## WHAT TO DO
Figure out how many lines of the material below contain the word "Computing". Answer with the number only.

## EXERCISE MATERIALS
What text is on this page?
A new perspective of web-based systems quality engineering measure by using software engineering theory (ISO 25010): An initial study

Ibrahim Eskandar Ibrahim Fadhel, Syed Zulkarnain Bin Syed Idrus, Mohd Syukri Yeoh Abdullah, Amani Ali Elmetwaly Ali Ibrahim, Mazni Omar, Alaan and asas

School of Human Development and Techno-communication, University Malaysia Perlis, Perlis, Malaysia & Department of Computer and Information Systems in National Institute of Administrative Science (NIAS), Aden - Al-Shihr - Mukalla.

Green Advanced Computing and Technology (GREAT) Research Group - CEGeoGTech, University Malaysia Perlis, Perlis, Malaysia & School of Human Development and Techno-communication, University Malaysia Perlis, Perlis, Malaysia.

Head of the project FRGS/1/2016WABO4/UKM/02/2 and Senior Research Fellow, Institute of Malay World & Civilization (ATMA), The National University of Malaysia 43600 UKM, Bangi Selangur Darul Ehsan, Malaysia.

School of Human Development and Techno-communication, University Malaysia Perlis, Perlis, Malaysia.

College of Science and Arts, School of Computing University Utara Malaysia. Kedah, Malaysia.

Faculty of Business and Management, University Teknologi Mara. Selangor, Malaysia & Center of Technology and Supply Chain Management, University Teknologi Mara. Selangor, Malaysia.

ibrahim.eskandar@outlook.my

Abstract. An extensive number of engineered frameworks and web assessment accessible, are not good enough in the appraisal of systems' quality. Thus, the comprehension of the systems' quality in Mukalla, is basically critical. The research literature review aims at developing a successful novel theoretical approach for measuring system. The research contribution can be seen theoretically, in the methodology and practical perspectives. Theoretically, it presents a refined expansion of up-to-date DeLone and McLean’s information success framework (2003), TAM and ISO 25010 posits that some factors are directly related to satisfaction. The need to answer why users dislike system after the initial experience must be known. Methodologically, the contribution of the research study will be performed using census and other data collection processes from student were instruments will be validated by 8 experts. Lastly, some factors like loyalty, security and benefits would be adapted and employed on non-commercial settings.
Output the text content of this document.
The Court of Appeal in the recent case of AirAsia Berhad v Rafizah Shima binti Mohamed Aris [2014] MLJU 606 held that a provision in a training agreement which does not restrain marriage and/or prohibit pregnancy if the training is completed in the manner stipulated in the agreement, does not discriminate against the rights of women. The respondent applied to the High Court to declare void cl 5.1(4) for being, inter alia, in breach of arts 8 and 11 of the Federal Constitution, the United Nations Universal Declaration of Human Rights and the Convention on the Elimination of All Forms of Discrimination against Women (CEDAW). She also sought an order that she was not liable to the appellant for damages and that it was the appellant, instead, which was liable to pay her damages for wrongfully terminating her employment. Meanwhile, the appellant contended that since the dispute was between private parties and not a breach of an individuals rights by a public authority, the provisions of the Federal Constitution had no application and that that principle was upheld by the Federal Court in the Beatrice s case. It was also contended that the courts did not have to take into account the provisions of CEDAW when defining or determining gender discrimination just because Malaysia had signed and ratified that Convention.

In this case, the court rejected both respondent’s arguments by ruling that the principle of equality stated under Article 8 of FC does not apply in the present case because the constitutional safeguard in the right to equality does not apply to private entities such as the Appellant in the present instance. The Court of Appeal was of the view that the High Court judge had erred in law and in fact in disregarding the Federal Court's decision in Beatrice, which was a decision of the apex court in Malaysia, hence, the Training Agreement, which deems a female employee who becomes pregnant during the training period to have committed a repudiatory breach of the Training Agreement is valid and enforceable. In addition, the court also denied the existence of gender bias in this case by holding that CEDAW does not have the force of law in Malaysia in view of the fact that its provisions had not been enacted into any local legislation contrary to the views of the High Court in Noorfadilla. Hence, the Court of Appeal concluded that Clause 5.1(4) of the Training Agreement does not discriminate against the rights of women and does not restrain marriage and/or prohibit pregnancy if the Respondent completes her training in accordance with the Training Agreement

## IN RESPONSE
2